** START OF Records for processing **

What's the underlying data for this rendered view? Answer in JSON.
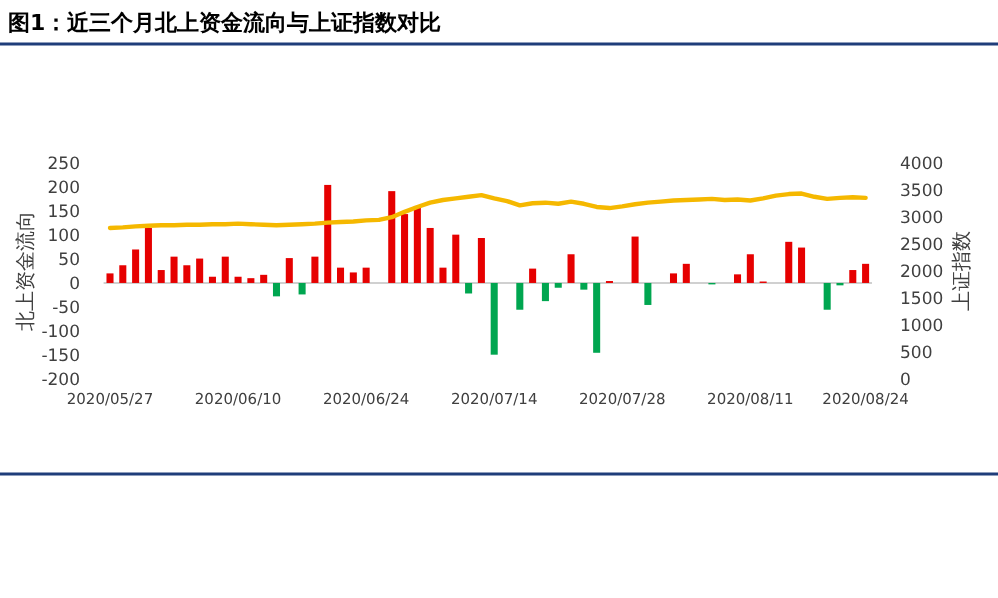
{
  "chart_data": {
    "type": "bar",
    "title": "图1：近三个月北上资金流向与上证指数对比",
    "ylabel": "北上资金流向",
    "y2label": "上证指数",
    "categories": [
      "2020/05/27",
      null,
      null,
      null,
      null,
      null,
      null,
      null,
      null,
      null,
      "2020/06/10",
      null,
      null,
      null,
      null,
      null,
      null,
      null,
      null,
      null,
      "2020/06/24",
      null,
      null,
      null,
      null,
      null,
      null,
      null,
      null,
      null,
      "2020/07/14",
      null,
      null,
      null,
      null,
      null,
      null,
      null,
      null,
      null,
      "2020/07/28",
      null,
      null,
      null,
      null,
      null,
      null,
      null,
      null,
      null,
      "2020/08/11",
      null,
      null,
      null,
      null,
      null,
      null,
      null,
      null,
      "2020/08/24"
    ],
    "ylim": [
      -200,
      250
    ],
    "yticks": [
      -200,
      -150,
      -100,
      -50,
      0,
      50,
      100,
      150,
      200,
      250
    ],
    "y2lim": [
      0,
      4000
    ],
    "y2ticks": [
      0,
      500,
      1000,
      1500,
      2000,
      2500,
      3000,
      3500,
      4000
    ],
    "series": [
      {
        "values": [
          20,
          37,
          70,
          115,
          27,
          55,
          37,
          51,
          13,
          55,
          13,
          10,
          17,
          -28,
          52,
          -24,
          55,
          205,
          32,
          22,
          32,
          null,
          192,
          144,
          161,
          115,
          32,
          101,
          -22,
          94,
          -150,
          null,
          -56,
          30,
          -38,
          -10,
          60,
          -14,
          -146,
          4,
          null,
          97,
          -46,
          null,
          20,
          40,
          null,
          -3,
          null,
          18,
          60,
          3,
          null,
          86,
          74,
          null,
          -56,
          -5,
          27,
          40
        ],
        "colors": [
          "#e60000",
          "#e60000",
          "#e60000",
          "#e60000",
          "#e60000",
          "#e60000",
          "#e60000",
          "#e60000",
          "#e60000",
          "#e60000",
          "#e60000",
          "#e60000",
          "#e60000",
          "#00a650",
          "#e60000",
          "#00a650",
          "#e60000",
          "#e60000",
          "#e60000",
          "#e60000",
          "#e60000",
          null,
          "#e60000",
          "#e60000",
          "#e60000",
          "#e60000",
          "#e60000",
          "#e60000",
          "#00a650",
          "#e60000",
          "#00a650",
          null,
          "#00a650",
          "#e60000",
          "#00a650",
          "#00a650",
          "#e60000",
          "#00a650",
          "#00a650",
          "#e60000",
          null,
          "#e60000",
          "#00a650",
          null,
          "#e60000",
          "#e60000",
          null,
          "#00a650",
          null,
          "#e60000",
          "#e60000",
          "#e60000",
          null,
          "#e60000",
          "#e60000",
          null,
          "#00a650",
          "#00a650",
          "#e60000",
          "#e60000"
        ]
      },
      {
        "type": "line",
        "axis": "y2",
        "color": "#f5b800",
        "values": [
          2800,
          2810,
          2830,
          2840,
          2850,
          2850,
          2860,
          2860,
          2870,
          2870,
          2880,
          2870,
          2860,
          2850,
          2860,
          2870,
          2880,
          2900,
          2910,
          2920,
          2940,
          2950,
          3000,
          3100,
          3190,
          3270,
          3320,
          3350,
          3380,
          3410,
          3350,
          3300,
          3220,
          3260,
          3270,
          3250,
          3290,
          3250,
          3190,
          3170,
          3200,
          3240,
          3270,
          3290,
          3310,
          3320,
          3330,
          3340,
          3320,
          3330,
          3310,
          3350,
          3400,
          3430,
          3440,
          3380,
          3340,
          3360,
          3370,
          3360
        ]
      }
    ]
  }
}
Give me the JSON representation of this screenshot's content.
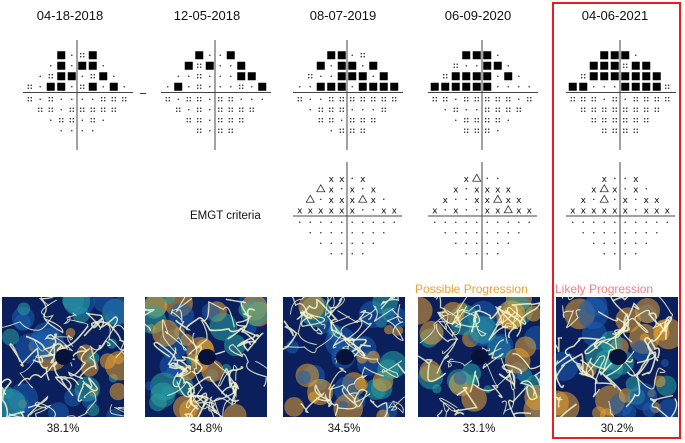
{
  "exams": [
    {
      "date": "04-18-2018",
      "perfusion": "38.1%",
      "progression": ""
    },
    {
      "date": "12-05-2018",
      "perfusion": "34.8%",
      "progression": ""
    },
    {
      "date": "08-07-2019",
      "perfusion": "34.5%",
      "progression": ""
    },
    {
      "date": "06-09-2020",
      "perfusion": "33.1%",
      "progression": "Possible Progression"
    },
    {
      "date": "04-06-2021",
      "perfusion": "30.2%",
      "progression": "Likely Progression"
    }
  ],
  "emgt_label": "EMGT criteria",
  "colors": {
    "highlight": "#e52020",
    "possible": "#f0a030",
    "likely": "#f08080"
  }
}
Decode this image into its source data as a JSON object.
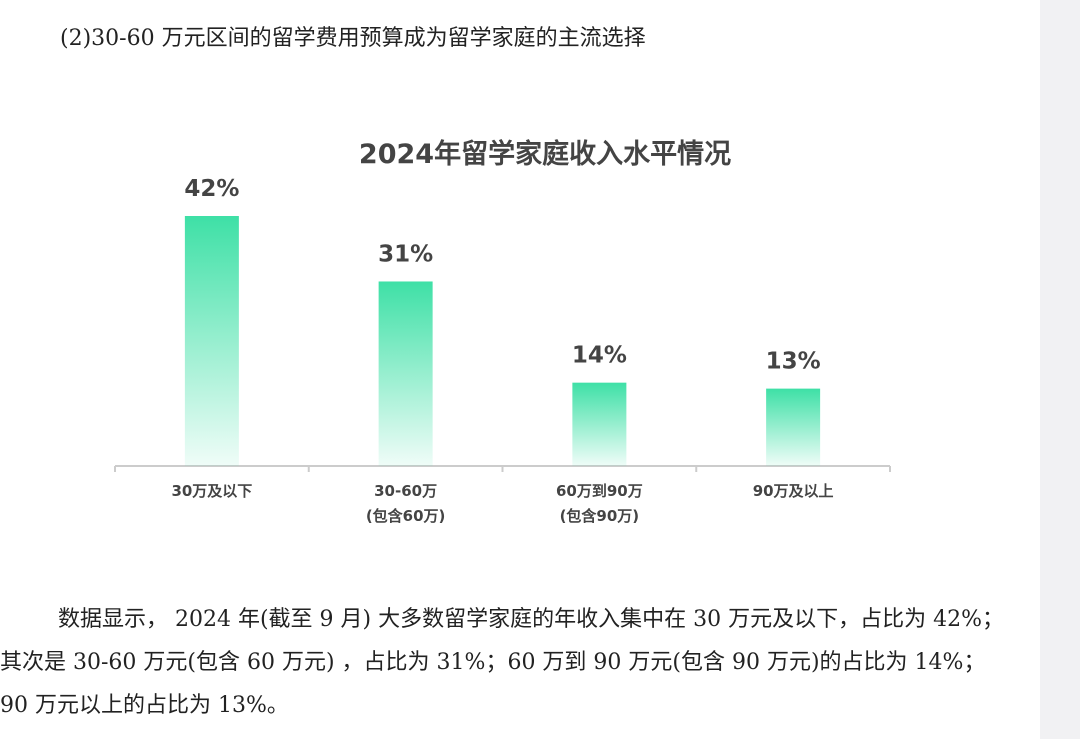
{
  "heading": "(2)30-60 万元区间的留学费用预算成为留学家庭的主流选择",
  "chart_data": {
    "type": "bar",
    "title": "2024年留学家庭收入水平情况",
    "categories": [
      "30万及以下",
      "30-60万\n(包含60万)",
      "60万到90万\n(包含90万)",
      "90万及以上"
    ],
    "values": [
      42,
      31,
      14,
      13
    ],
    "value_labels": [
      "42%",
      "31%",
      "14%",
      "13%"
    ],
    "color": "#3ee0a6"
  },
  "paragraph": "数据显示， 2024 年(截至 9 月) 大多数留学家庭的年收入集中在 30 万元及以下，占比为 42%；其次是 30-60 万元(包含 60 万元) ，占比为 31%；60 万到 90 万元(包含 90 万元)的占比为 14%；90 万元以上的占比为 13%。"
}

** END OF Records for processing **

### Task objective
Leave out the pictures and output every record above precisely as given.

### Answer below
What's the underlying data for this rendered view? Answer in JSON.
{
  "chart_data": {
    "type": "bar",
    "title": "图1：近三个月北上资金流向与上证指数对比",
    "ylabel": "北上资金流向",
    "y2label": "上证指数",
    "categories": [
      "2020/05/27",
      null,
      null,
      null,
      null,
      null,
      null,
      null,
      null,
      null,
      "2020/06/10",
      null,
      null,
      null,
      null,
      null,
      null,
      null,
      null,
      null,
      "2020/06/24",
      null,
      null,
      null,
      null,
      null,
      null,
      null,
      null,
      null,
      "2020/07/14",
      null,
      null,
      null,
      null,
      null,
      null,
      null,
      null,
      null,
      "2020/07/28",
      null,
      null,
      null,
      null,
      null,
      null,
      null,
      null,
      null,
      "2020/08/11",
      null,
      null,
      null,
      null,
      null,
      null,
      null,
      null,
      "2020/08/24"
    ],
    "ylim": [
      -200,
      250
    ],
    "yticks": [
      -200,
      -150,
      -100,
      -50,
      0,
      50,
      100,
      150,
      200,
      250
    ],
    "y2lim": [
      0,
      4000
    ],
    "y2ticks": [
      0,
      500,
      1000,
      1500,
      2000,
      2500,
      3000,
      3500,
      4000
    ],
    "series": [
      {
        "values": [
          20,
          37,
          70,
          115,
          27,
          55,
          37,
          51,
          13,
          55,
          13,
          10,
          17,
          -28,
          52,
          -24,
          55,
          205,
          32,
          22,
          32,
          null,
          192,
          144,
          161,
          115,
          32,
          101,
          -22,
          94,
          -150,
          null,
          -56,
          30,
          -38,
          -10,
          60,
          -14,
          -146,
          4,
          null,
          97,
          -46,
          null,
          20,
          40,
          null,
          -3,
          null,
          18,
          60,
          3,
          null,
          86,
          74,
          null,
          -56,
          -5,
          27,
          40
        ],
        "colors": [
          "#e60000",
          "#e60000",
          "#e60000",
          "#e60000",
          "#e60000",
          "#e60000",
          "#e60000",
          "#e60000",
          "#e60000",
          "#e60000",
          "#e60000",
          "#e60000",
          "#e60000",
          "#00a650",
          "#e60000",
          "#00a650",
          "#e60000",
          "#e60000",
          "#e60000",
          "#e60000",
          "#e60000",
          null,
          "#e60000",
          "#e60000",
          "#e60000",
          "#e60000",
          "#e60000",
          "#e60000",
          "#00a650",
          "#e60000",
          "#00a650",
          null,
          "#00a650",
          "#e60000",
          "#00a650",
          "#00a650",
          "#e60000",
          "#00a650",
          "#00a650",
          "#e60000",
          null,
          "#e60000",
          "#00a650",
          null,
          "#e60000",
          "#e60000",
          null,
          "#00a650",
          null,
          "#e60000",
          "#e60000",
          "#e60000",
          null,
          "#e60000",
          "#e60000",
          null,
          "#00a650",
          "#00a650",
          "#e60000",
          "#e60000"
        ]
      },
      {
        "type": "line",
        "axis": "y2",
        "color": "#f5b800",
        "values": [
          2800,
          2810,
          2830,
          2840,
          2850,
          2850,
          2860,
          2860,
          2870,
          2870,
          2880,
          2870,
          2860,
          2850,
          2860,
          2870,
          2880,
          2900,
          2910,
          2920,
          2940,
          2950,
          3000,
          3100,
          3190,
          3270,
          3320,
          3350,
          3380,
          3410,
          3350,
          3300,
          3220,
          3260,
          3270,
          3250,
          3290,
          3250,
          3190,
          3170,
          3200,
          3240,
          3270,
          3290,
          3310,
          3320,
          3330,
          3340,
          3320,
          3330,
          3310,
          3350,
          3400,
          3430,
          3440,
          3380,
          3340,
          3360,
          3370,
          3360
        ]
      }
    ]
  }
}
Give me the JSON representation of this screenshot's content.
{
  "exams": [
    {
      "date": "04-18-2018",
      "perfusion": "38.1%",
      "progression": ""
    },
    {
      "date": "12-05-2018",
      "perfusion": "34.8%",
      "progression": ""
    },
    {
      "date": "08-07-2019",
      "perfusion": "34.5%",
      "progression": ""
    },
    {
      "date": "06-09-2020",
      "perfusion": "33.1%",
      "progression": "Possible Progression"
    },
    {
      "date": "04-06-2021",
      "perfusion": "30.2%",
      "progression": "Likely Progression"
    }
  ],
  "emgt_label": "EMGT criteria",
  "colors": {
    "highlight": "#e52020",
    "possible": "#f0a030",
    "likely": "#f08080"
  }
}
Decode this image into its source data as a JSON object.
{
  "heading": "(2)30-60 万元区间的留学费用预算成为留学家庭的主流选择",
  "chart_data": {
    "type": "bar",
    "title": "2024年留学家庭收入水平情况",
    "categories": [
      "30万及以下",
      "30-60万\n(包含60万)",
      "60万到90万\n(包含90万)",
      "90万及以上"
    ],
    "values": [
      42,
      31,
      14,
      13
    ],
    "value_labels": [
      "42%",
      "31%",
      "14%",
      "13%"
    ],
    "color": "#3ee0a6"
  },
  "paragraph": "数据显示， 2024 年(截至 9 月) 大多数留学家庭的年收入集中在 30 万元及以下，占比为 42%；其次是 30-60 万元(包含 60 万元) ，占比为 31%；60 万到 90 万元(包含 90 万元)的占比为 14%；90 万元以上的占比为 13%。"
}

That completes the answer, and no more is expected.